Do this ▸ Review the material line by line. Identify and copy every line that contains the string "ylabel".

** Start of Provided records **

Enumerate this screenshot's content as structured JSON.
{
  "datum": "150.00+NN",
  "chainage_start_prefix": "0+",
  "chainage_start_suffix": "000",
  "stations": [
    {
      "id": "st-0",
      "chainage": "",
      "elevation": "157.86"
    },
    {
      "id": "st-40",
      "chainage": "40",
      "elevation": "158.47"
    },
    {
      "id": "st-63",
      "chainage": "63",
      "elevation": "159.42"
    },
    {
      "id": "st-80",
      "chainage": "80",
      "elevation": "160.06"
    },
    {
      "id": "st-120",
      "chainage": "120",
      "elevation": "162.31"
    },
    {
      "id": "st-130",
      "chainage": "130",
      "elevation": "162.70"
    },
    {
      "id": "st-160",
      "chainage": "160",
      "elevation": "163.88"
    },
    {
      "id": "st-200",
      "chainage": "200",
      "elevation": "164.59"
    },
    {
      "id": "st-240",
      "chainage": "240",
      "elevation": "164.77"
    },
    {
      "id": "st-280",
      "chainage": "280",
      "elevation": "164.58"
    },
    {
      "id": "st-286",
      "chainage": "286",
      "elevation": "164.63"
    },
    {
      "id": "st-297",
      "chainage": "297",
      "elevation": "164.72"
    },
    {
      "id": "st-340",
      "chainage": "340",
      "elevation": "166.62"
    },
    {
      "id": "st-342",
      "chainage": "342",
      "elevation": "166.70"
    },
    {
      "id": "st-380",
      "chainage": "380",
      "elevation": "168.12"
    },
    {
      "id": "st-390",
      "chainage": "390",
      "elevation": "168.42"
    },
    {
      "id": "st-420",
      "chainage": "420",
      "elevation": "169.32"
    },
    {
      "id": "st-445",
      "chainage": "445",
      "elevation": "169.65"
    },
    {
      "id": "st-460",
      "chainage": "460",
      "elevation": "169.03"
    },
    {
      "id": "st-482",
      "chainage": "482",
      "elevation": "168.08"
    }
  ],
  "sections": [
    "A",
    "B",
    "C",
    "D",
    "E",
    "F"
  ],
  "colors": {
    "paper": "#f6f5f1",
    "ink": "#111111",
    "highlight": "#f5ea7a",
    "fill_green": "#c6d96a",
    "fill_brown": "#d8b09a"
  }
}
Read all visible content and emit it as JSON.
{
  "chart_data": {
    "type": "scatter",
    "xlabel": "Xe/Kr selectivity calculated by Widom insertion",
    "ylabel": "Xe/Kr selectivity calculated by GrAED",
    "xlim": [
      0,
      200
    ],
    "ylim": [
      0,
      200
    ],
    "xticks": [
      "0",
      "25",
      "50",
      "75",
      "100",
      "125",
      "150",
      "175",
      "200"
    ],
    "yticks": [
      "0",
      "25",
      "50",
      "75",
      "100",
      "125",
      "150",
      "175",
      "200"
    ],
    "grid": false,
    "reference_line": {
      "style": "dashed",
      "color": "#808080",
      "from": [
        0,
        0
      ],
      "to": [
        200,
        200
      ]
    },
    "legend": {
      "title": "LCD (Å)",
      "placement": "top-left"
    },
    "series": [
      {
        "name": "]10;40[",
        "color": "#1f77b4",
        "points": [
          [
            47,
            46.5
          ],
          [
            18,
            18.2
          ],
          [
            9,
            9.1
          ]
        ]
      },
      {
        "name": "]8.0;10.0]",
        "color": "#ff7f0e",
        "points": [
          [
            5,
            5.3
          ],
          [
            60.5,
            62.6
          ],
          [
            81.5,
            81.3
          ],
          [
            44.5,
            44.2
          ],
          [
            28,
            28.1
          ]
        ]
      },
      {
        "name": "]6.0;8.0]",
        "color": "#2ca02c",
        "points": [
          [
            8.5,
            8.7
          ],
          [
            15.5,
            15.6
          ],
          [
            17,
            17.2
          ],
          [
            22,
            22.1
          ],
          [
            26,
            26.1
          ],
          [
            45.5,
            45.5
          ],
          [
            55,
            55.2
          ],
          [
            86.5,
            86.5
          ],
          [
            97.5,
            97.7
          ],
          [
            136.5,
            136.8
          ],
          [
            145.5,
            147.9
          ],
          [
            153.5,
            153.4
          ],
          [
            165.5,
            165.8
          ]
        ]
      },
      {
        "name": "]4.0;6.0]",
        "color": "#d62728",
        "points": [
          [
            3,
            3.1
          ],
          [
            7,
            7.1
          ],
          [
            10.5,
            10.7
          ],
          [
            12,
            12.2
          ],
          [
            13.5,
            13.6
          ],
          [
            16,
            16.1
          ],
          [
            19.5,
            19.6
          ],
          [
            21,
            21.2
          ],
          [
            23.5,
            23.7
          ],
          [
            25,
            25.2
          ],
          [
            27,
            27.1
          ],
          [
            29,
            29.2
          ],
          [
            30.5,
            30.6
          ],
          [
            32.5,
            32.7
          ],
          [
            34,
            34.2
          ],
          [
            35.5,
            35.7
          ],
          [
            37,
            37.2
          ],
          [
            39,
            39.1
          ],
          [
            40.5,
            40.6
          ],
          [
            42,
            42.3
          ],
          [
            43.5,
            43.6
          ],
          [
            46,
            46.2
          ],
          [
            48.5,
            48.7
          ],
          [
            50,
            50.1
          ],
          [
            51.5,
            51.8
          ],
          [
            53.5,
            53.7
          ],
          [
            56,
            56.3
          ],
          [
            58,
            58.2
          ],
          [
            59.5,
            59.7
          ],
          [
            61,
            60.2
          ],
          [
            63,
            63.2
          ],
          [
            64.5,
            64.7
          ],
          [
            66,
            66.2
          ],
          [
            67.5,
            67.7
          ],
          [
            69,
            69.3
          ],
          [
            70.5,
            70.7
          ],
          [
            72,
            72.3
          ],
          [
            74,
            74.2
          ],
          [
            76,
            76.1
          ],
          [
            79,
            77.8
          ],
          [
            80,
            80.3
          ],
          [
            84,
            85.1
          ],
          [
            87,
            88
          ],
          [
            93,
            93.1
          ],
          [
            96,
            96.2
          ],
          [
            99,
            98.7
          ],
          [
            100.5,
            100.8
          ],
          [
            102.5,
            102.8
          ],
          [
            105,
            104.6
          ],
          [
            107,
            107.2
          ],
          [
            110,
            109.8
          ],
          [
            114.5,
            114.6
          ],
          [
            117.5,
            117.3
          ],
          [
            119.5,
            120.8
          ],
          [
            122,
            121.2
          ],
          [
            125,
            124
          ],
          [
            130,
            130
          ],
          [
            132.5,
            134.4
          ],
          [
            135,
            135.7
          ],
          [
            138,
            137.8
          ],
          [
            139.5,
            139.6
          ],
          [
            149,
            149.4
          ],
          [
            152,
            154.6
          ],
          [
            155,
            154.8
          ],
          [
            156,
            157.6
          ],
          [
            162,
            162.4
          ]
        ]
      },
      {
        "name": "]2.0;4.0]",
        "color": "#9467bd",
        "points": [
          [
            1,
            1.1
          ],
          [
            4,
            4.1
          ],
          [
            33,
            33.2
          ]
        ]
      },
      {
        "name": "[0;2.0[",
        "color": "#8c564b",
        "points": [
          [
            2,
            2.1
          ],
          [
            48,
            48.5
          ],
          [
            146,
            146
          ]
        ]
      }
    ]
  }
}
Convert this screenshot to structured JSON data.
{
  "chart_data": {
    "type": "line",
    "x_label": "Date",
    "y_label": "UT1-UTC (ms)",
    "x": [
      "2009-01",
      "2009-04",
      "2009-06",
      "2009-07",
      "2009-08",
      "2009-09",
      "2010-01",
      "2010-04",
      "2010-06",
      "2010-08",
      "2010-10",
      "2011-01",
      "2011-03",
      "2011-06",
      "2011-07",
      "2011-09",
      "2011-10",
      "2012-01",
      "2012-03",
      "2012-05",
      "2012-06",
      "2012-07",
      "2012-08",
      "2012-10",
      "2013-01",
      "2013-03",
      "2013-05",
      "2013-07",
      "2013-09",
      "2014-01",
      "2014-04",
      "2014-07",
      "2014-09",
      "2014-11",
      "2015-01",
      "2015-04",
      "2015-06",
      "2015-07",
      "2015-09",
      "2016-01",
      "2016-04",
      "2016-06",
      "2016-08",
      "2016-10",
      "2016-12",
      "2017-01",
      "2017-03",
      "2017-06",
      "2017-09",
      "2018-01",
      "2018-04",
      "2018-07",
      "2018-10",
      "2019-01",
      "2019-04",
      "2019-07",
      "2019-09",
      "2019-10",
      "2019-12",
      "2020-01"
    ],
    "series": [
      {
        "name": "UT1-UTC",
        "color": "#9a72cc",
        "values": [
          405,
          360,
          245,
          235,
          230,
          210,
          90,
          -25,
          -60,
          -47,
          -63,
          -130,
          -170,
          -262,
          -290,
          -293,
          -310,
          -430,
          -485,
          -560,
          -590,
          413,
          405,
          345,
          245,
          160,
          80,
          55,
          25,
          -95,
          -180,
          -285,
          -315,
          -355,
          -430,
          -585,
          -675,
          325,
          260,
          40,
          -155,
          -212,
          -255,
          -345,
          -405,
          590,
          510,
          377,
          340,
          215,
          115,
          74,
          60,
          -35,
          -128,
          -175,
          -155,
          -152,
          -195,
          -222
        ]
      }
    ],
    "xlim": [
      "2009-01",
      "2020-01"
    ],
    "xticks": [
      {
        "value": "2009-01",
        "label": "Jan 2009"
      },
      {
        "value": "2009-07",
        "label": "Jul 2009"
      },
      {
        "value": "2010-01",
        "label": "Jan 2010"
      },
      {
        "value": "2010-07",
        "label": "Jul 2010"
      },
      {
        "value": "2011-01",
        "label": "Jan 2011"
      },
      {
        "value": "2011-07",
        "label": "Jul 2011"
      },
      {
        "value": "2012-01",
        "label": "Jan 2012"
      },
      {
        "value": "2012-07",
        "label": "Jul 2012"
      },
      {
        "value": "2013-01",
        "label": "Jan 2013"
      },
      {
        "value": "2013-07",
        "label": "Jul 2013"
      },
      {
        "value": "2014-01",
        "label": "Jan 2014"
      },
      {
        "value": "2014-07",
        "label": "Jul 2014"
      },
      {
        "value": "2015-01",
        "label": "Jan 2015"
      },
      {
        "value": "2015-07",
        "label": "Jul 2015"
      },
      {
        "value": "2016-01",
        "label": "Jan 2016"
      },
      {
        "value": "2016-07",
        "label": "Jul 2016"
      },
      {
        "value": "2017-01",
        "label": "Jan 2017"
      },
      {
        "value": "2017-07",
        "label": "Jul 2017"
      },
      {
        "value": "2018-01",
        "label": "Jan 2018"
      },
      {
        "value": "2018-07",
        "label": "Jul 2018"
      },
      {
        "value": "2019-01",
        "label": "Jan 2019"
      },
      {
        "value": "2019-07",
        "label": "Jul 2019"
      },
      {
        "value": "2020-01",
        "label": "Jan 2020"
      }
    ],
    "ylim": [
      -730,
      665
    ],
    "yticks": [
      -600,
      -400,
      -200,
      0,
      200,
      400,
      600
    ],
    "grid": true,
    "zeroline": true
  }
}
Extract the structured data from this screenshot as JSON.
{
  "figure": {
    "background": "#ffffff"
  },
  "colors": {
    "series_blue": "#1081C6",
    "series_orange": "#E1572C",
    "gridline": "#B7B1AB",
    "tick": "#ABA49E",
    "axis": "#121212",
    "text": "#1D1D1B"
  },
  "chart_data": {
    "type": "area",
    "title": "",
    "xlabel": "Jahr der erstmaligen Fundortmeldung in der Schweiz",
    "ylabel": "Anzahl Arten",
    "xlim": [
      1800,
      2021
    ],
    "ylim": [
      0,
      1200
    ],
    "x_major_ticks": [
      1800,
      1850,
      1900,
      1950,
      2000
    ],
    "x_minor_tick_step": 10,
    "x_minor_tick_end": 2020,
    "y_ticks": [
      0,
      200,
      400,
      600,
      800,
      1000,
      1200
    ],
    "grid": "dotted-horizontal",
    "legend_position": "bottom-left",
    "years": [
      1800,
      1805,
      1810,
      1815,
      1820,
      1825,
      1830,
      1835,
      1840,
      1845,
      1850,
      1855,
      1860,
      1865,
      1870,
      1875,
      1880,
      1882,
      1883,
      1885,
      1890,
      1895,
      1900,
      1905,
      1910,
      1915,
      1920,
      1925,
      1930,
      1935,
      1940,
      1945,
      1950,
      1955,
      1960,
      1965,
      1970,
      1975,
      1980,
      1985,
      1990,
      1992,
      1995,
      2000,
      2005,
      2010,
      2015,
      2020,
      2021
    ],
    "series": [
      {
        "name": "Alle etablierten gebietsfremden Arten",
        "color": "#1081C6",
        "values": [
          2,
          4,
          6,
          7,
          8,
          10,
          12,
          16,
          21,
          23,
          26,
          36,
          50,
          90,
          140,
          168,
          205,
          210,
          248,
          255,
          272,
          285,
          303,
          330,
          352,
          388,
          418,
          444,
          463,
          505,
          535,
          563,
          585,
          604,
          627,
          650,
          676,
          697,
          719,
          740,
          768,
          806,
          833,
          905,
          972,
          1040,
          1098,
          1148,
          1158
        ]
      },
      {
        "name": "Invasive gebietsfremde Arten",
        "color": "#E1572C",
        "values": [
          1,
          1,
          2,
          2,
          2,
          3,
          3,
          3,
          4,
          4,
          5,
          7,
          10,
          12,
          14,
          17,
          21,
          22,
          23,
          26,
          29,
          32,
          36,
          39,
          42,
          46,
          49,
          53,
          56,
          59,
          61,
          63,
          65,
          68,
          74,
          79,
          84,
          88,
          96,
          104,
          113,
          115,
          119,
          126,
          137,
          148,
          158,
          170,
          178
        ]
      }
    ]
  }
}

** End of Provided records **

Completed task ▸
    "ylabel": "Xe/Kr selectivity calculated by GrAED",
    "ylabel": "Anzahl Arten",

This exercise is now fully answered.